-- start Listing --
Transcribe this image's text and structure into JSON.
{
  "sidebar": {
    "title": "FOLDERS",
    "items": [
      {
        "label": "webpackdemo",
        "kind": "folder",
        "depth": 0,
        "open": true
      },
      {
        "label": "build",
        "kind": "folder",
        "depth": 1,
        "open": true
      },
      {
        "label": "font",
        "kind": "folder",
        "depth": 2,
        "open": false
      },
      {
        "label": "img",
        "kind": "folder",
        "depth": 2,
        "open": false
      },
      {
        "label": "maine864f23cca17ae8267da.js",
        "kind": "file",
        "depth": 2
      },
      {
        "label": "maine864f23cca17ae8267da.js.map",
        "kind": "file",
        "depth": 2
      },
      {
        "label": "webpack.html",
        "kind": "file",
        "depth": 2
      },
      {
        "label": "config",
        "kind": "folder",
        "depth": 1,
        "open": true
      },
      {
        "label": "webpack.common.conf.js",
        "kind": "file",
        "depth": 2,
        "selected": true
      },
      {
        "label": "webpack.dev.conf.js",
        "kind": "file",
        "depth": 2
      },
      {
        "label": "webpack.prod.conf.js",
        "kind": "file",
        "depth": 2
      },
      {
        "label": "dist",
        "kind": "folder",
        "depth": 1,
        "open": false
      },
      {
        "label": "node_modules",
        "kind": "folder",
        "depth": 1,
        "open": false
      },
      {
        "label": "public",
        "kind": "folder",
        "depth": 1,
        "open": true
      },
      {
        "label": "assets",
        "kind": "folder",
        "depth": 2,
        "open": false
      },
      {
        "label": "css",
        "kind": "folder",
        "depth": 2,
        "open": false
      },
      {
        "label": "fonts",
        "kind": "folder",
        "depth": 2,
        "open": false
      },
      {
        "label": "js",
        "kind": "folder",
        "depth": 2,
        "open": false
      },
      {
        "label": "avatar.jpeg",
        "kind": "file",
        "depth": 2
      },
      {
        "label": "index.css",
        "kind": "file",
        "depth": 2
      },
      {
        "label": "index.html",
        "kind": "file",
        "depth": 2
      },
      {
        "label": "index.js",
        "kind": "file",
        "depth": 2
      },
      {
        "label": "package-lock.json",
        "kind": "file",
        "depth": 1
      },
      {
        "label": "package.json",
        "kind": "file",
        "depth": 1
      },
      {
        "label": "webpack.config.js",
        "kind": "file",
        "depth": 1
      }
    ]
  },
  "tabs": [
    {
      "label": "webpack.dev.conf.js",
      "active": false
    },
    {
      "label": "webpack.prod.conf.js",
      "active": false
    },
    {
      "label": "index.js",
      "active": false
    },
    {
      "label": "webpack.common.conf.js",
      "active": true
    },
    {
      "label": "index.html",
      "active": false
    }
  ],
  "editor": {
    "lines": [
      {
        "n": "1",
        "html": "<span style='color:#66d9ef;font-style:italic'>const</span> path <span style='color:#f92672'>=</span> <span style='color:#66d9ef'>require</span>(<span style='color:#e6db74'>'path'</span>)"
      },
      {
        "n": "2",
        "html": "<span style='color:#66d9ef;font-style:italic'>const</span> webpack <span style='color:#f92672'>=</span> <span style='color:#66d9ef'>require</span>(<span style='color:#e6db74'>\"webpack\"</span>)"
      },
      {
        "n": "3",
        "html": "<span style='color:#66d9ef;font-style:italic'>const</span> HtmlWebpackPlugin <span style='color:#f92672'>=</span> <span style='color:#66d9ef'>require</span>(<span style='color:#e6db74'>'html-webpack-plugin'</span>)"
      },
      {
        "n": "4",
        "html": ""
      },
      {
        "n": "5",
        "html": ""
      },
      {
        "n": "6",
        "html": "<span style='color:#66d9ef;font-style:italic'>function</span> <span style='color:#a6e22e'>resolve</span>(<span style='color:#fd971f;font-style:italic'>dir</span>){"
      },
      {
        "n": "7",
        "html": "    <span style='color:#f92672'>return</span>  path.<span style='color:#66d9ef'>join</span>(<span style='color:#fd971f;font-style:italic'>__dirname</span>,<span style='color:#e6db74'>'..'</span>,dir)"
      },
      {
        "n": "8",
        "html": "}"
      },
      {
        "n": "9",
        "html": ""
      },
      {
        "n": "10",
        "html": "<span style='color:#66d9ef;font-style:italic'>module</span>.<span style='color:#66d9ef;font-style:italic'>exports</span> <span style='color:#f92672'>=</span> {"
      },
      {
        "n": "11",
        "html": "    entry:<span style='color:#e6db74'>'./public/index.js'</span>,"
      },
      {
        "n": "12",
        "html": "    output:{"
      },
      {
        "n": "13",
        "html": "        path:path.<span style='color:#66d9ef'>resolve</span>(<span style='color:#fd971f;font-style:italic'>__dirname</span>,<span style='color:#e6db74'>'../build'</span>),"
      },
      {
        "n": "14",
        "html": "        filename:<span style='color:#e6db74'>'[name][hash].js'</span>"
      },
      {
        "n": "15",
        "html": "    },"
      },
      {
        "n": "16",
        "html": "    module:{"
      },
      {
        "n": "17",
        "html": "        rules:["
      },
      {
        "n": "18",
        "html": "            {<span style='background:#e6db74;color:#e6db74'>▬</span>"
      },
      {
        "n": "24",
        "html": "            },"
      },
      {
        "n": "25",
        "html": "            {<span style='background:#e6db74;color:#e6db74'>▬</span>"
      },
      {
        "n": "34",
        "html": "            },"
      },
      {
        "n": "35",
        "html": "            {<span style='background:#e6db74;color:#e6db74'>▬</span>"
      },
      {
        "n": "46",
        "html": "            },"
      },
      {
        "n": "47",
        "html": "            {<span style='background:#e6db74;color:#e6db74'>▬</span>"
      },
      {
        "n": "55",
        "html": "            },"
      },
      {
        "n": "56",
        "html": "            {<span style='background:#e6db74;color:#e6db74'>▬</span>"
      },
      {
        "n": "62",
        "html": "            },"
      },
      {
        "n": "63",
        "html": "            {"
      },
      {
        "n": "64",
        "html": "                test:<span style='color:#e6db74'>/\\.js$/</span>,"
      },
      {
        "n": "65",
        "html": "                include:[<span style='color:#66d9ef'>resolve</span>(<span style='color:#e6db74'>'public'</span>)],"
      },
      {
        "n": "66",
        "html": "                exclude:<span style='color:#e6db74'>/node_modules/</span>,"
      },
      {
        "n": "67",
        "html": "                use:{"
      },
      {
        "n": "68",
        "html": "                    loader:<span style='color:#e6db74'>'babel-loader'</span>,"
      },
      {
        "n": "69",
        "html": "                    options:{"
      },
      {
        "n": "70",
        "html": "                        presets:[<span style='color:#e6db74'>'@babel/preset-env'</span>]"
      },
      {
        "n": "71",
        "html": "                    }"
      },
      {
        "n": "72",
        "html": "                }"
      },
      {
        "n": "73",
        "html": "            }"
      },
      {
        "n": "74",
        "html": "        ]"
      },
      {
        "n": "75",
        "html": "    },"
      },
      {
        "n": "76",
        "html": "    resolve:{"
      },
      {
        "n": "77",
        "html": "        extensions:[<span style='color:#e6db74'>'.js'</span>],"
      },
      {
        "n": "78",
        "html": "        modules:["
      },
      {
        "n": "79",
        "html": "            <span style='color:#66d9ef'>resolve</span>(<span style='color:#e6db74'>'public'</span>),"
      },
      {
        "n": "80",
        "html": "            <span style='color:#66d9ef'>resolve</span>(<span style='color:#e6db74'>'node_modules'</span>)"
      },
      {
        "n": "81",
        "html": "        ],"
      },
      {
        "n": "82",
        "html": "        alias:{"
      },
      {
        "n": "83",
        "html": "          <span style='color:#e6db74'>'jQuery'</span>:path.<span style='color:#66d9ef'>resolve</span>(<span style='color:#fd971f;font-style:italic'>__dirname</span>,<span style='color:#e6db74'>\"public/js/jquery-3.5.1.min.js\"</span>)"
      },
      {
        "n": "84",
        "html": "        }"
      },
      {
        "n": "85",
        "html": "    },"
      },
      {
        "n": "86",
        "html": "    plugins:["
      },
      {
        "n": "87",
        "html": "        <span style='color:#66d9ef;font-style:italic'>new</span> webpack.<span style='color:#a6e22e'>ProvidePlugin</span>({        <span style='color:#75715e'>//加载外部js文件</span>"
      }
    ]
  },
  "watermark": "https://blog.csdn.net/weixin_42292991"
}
-- end Listing --
Given task | Each line that holds the word "common" is to be copied.

Task result |
        "label": "webpack.common.conf.js",
      "label": "webpack.common.conf.js",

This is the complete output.